## Goal of the exercise
Retype each record below word for word. Leave the pictures out.
+++++
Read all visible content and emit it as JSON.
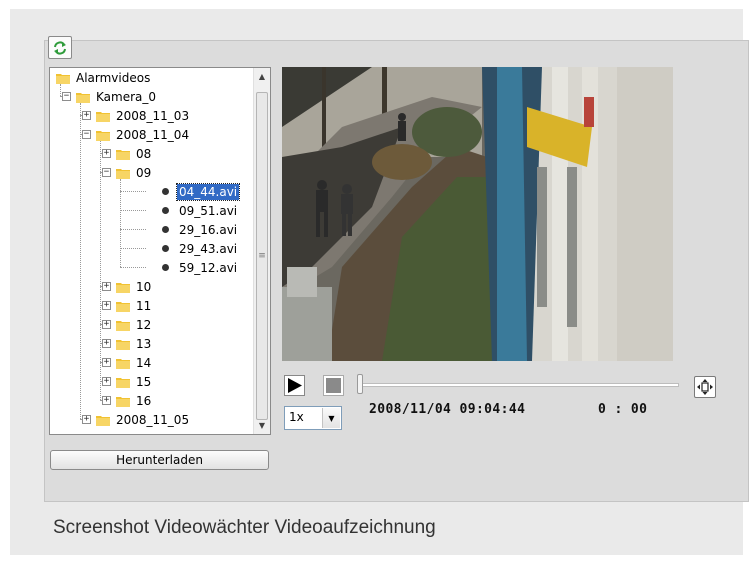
{
  "tree": {
    "items": [
      {
        "label": "Alarmvideos",
        "kind": "folder",
        "level": 0
      },
      {
        "label": "Kamera_0",
        "kind": "folder",
        "level": 1,
        "expanded": true
      },
      {
        "label": "2008_11_03",
        "kind": "folder",
        "level": 2,
        "expanded": false
      },
      {
        "label": "2008_11_04",
        "kind": "folder",
        "level": 2,
        "expanded": true
      },
      {
        "label": "08",
        "kind": "folder",
        "level": 3,
        "expanded": false
      },
      {
        "label": "09",
        "kind": "folder",
        "level": 3,
        "expanded": true
      },
      {
        "label": "04_44.avi",
        "kind": "file",
        "level": 4,
        "selected": true
      },
      {
        "label": "09_51.avi",
        "kind": "file",
        "level": 4
      },
      {
        "label": "29_16.avi",
        "kind": "file",
        "level": 4
      },
      {
        "label": "29_43.avi",
        "kind": "file",
        "level": 4
      },
      {
        "label": "59_12.avi",
        "kind": "file",
        "level": 4
      },
      {
        "label": "10",
        "kind": "folder",
        "level": 3,
        "expanded": false
      },
      {
        "label": "11",
        "kind": "folder",
        "level": 3,
        "expanded": false
      },
      {
        "label": "12",
        "kind": "folder",
        "level": 3,
        "expanded": false
      },
      {
        "label": "13",
        "kind": "folder",
        "level": 3,
        "expanded": false
      },
      {
        "label": "14",
        "kind": "folder",
        "level": 3,
        "expanded": false
      },
      {
        "label": "15",
        "kind": "folder",
        "level": 3,
        "expanded": false
      },
      {
        "label": "16",
        "kind": "folder",
        "level": 3,
        "expanded": false
      },
      {
        "label": "2008_11_05",
        "kind": "folder",
        "level": 2,
        "expanded": false
      }
    ]
  },
  "buttons": {
    "download_label": "Herunterladen"
  },
  "player": {
    "speed": "1x",
    "timestamp": "2008/11/04 09:04:44",
    "elapsed": "0 : 00",
    "progress": 0
  },
  "caption": "Screenshot Videowächter Videoaufzeichnung",
  "icons": {
    "refresh": "refresh-icon",
    "folder": "folder-icon",
    "file": "file-icon",
    "play": "play-icon",
    "stop": "stop-icon",
    "fullscreen": "fullscreen-icon",
    "dropdown": "chevron-down-icon"
  },
  "colors": {
    "selection": "#316ac5",
    "folder": "#f1c232",
    "refresh": "#2e9b3a"
  }
}
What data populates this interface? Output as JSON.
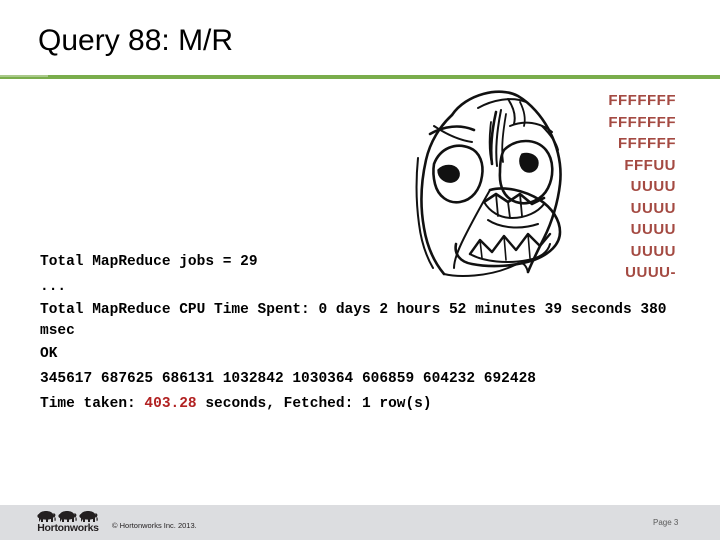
{
  "slide": {
    "title": "Query 88: M/R",
    "accent_color": "#7aad4c",
    "page_label": "Page 3"
  },
  "rage_meme": {
    "alt_name": "rage-face",
    "text_color": "#a44a42",
    "lines": [
      "FFFFFFF",
      "FFFFFFF",
      "FFFFFF",
      "FFFUU",
      "UUUU",
      "UUUU",
      "UUUU",
      "UUUU",
      "UUUU-"
    ]
  },
  "console": {
    "line_1": "Total MapReduce jobs = 29",
    "line_2": "...",
    "line_3": "Total MapReduce CPU Time Spent: 0 days 2 hours 52 minutes 39 seconds 380 msec",
    "line_4": "OK",
    "line_5": "345617 687625 686131 1032842 1030364 606859 604232 692428",
    "line_6_prefix": "Time taken: ",
    "line_6_value": "403.28",
    "line_6_suffix": " seconds, Fetched: 1 row(s)",
    "value_color": "#b22222"
  },
  "footer": {
    "logo_text": "Hortonworks",
    "copyright": "© Hortonworks Inc. 2013.",
    "band_color": "#dcdde0"
  }
}
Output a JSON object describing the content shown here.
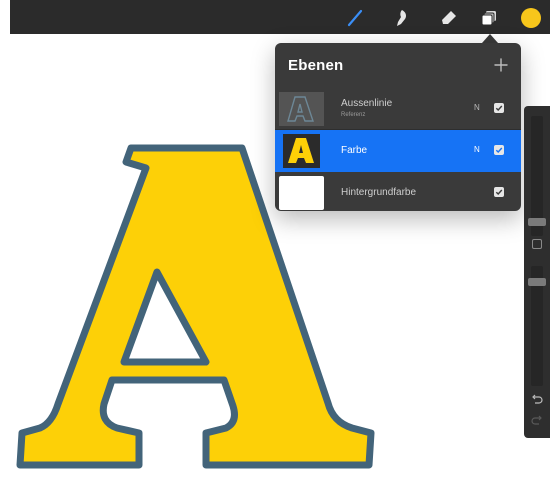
{
  "toolbar": {
    "tools": [
      {
        "id": "brush",
        "icon": "brush-icon",
        "active": true,
        "color": "#3a8ef6"
      },
      {
        "id": "smudge",
        "icon": "smudge-icon",
        "active": false
      },
      {
        "id": "eraser",
        "icon": "eraser-icon",
        "active": false
      },
      {
        "id": "layers",
        "icon": "layers-icon",
        "active": true
      }
    ],
    "current_color": "#f7c61b"
  },
  "layers_panel": {
    "title": "Ebenen",
    "add_icon": "plus-icon",
    "layers": [
      {
        "name": "Aussenlinie",
        "subtitle": "Referenz",
        "blend": "N",
        "visible": true,
        "selected": false,
        "thumbnail": "outline-letter-a"
      },
      {
        "name": "Farbe",
        "subtitle": "",
        "blend": "N",
        "visible": true,
        "selected": true,
        "thumbnail": "yellow-letter-a"
      },
      {
        "name": "Hintergrundfarbe",
        "subtitle": "",
        "blend": "",
        "visible": true,
        "selected": false,
        "thumbnail": "white-fill"
      }
    ]
  },
  "sidebar": {
    "icons": [
      "modify-icon",
      "undo-icon",
      "redo-icon"
    ]
  },
  "colors": {
    "accent": "#1673f5",
    "letter_fill": "#fdd007",
    "letter_stroke": "#43647a",
    "panel_bg": "#3a3a3a",
    "toolbar_bg": "#2b2b2b"
  }
}
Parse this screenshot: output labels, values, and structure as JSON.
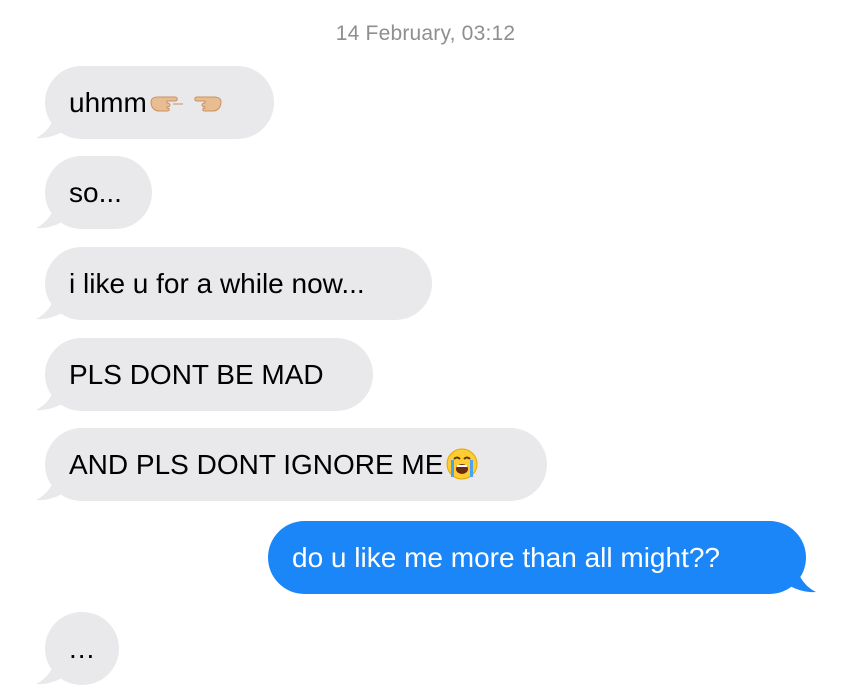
{
  "conversation": {
    "timestamp": "14 February, 03:12",
    "messages": [
      {
        "direction": "incoming",
        "text": "uhmm",
        "emoji_icons": [
          "pointing-right-hand-icon",
          "pointing-left-hand-icon"
        ]
      },
      {
        "direction": "incoming",
        "text": "so..."
      },
      {
        "direction": "incoming",
        "text": "i like u for a while now..."
      },
      {
        "direction": "incoming",
        "text": "PLS DONT BE MAD"
      },
      {
        "direction": "incoming",
        "text": "AND PLS DONT IGNORE ME",
        "emoji_icons": [
          "loudly-crying-face-icon"
        ]
      },
      {
        "direction": "outgoing",
        "text": "do u like me more than all might??"
      },
      {
        "direction": "incoming",
        "text": "..."
      }
    ]
  },
  "colors": {
    "incoming_bubble": "#e9e9eb",
    "outgoing_bubble": "#1b86f7",
    "timestamp_text": "#8e8e93"
  }
}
+++++
## The result
Read all visible content and emit it as JSON.
{
  "tree": {
    "items": [
      {
        "label": "Alarmvideos",
        "kind": "folder",
        "level": 0
      },
      {
        "label": "Kamera_0",
        "kind": "folder",
        "level": 1,
        "expanded": true
      },
      {
        "label": "2008_11_03",
        "kind": "folder",
        "level": 2,
        "expanded": false
      },
      {
        "label": "2008_11_04",
        "kind": "folder",
        "level": 2,
        "expanded": true
      },
      {
        "label": "08",
        "kind": "folder",
        "level": 3,
        "expanded": false
      },
      {
        "label": "09",
        "kind": "folder",
        "level": 3,
        "expanded": true
      },
      {
        "label": "04_44.avi",
        "kind": "file",
        "level": 4,
        "selected": true
      },
      {
        "label": "09_51.avi",
        "kind": "file",
        "level": 4
      },
      {
        "label": "29_16.avi",
        "kind": "file",
        "level": 4
      },
      {
        "label": "29_43.avi",
        "kind": "file",
        "level": 4
      },
      {
        "label": "59_12.avi",
        "kind": "file",
        "level": 4
      },
      {
        "label": "10",
        "kind": "folder",
        "level": 3,
        "expanded": false
      },
      {
        "label": "11",
        "kind": "folder",
        "level": 3,
        "expanded": false
      },
      {
        "label": "12",
        "kind": "folder",
        "level": 3,
        "expanded": false
      },
      {
        "label": "13",
        "kind": "folder",
        "level": 3,
        "expanded": false
      },
      {
        "label": "14",
        "kind": "folder",
        "level": 3,
        "expanded": false
      },
      {
        "label": "15",
        "kind": "folder",
        "level": 3,
        "expanded": false
      },
      {
        "label": "16",
        "kind": "folder",
        "level": 3,
        "expanded": false
      },
      {
        "label": "2008_11_05",
        "kind": "folder",
        "level": 2,
        "expanded": false
      }
    ]
  },
  "buttons": {
    "download_label": "Herunterladen"
  },
  "player": {
    "speed": "1x",
    "timestamp": "2008/11/04 09:04:44",
    "elapsed": "0 : 00",
    "progress": 0
  },
  "caption": "Screenshot Videowächter Videoaufzeichnung",
  "icons": {
    "refresh": "refresh-icon",
    "folder": "folder-icon",
    "file": "file-icon",
    "play": "play-icon",
    "stop": "stop-icon",
    "fullscreen": "fullscreen-icon",
    "dropdown": "chevron-down-icon"
  },
  "colors": {
    "selection": "#316ac5",
    "folder": "#f1c232",
    "refresh": "#2e9b3a"
  }
}
What data populates this interface? Output as JSON.
{
  "slide": {
    "title": "Query 88: M/R",
    "accent_color": "#7aad4c",
    "page_label": "Page 3"
  },
  "rage_meme": {
    "alt_name": "rage-face",
    "text_color": "#a44a42",
    "lines": [
      "FFFFFFF",
      "FFFFFFF",
      "FFFFFF",
      "FFFUU",
      "UUUU",
      "UUUU",
      "UUUU",
      "UUUU",
      "UUUU-"
    ]
  },
  "console": {
    "line_1": "Total MapReduce jobs = 29",
    "line_2": "...",
    "line_3": "Total MapReduce CPU Time Spent: 0 days 2 hours 52 minutes 39 seconds 380 msec",
    "line_4": "OK",
    "line_5": "345617 687625 686131 1032842 1030364 606859 604232 692428",
    "line_6_prefix": "Time taken: ",
    "line_6_value": "403.28",
    "line_6_suffix": " seconds, Fetched: 1 row(s)",
    "value_color": "#b22222"
  },
  "footer": {
    "logo_text": "Hortonworks",
    "copyright": "© Hortonworks Inc. 2013.",
    "band_color": "#dcdde0"
  }
}
Output a JSON object describing the content shown here.
{
  "toolbar": {
    "tools": [
      {
        "id": "brush",
        "icon": "brush-icon",
        "active": true,
        "color": "#3a8ef6"
      },
      {
        "id": "smudge",
        "icon": "smudge-icon",
        "active": false
      },
      {
        "id": "eraser",
        "icon": "eraser-icon",
        "active": false
      },
      {
        "id": "layers",
        "icon": "layers-icon",
        "active": true
      }
    ],
    "current_color": "#f7c61b"
  },
  "layers_panel": {
    "title": "Ebenen",
    "add_icon": "plus-icon",
    "layers": [
      {
        "name": "Aussenlinie",
        "subtitle": "Referenz",
        "blend": "N",
        "visible": true,
        "selected": false,
        "thumbnail": "outline-letter-a"
      },
      {
        "name": "Farbe",
        "subtitle": "",
        "blend": "N",
        "visible": true,
        "selected": true,
        "thumbnail": "yellow-letter-a"
      },
      {
        "name": "Hintergrundfarbe",
        "subtitle": "",
        "blend": "",
        "visible": true,
        "selected": false,
        "thumbnail": "white-fill"
      }
    ]
  },
  "sidebar": {
    "icons": [
      "modify-icon",
      "undo-icon",
      "redo-icon"
    ]
  },
  "colors": {
    "accent": "#1673f5",
    "letter_fill": "#fdd007",
    "letter_stroke": "#43647a",
    "panel_bg": "#3a3a3a",
    "toolbar_bg": "#2b2b2b"
  }
}
Parse this screenshot: output labels, values, and structure as JSON.
{
  "conversation": {
    "timestamp": "14 February, 03:12",
    "messages": [
      {
        "direction": "incoming",
        "text": "uhmm",
        "emoji_icons": [
          "pointing-right-hand-icon",
          "pointing-left-hand-icon"
        ]
      },
      {
        "direction": "incoming",
        "text": "so..."
      },
      {
        "direction": "incoming",
        "text": "i like u for a while now..."
      },
      {
        "direction": "incoming",
        "text": "PLS DONT BE MAD"
      },
      {
        "direction": "incoming",
        "text": "AND PLS DONT IGNORE ME",
        "emoji_icons": [
          "loudly-crying-face-icon"
        ]
      },
      {
        "direction": "outgoing",
        "text": "do u like me more than all might??"
      },
      {
        "direction": "incoming",
        "text": "..."
      }
    ]
  },
  "colors": {
    "incoming_bubble": "#e9e9eb",
    "outgoing_bubble": "#1b86f7",
    "timestamp_text": "#8e8e93"
  }
}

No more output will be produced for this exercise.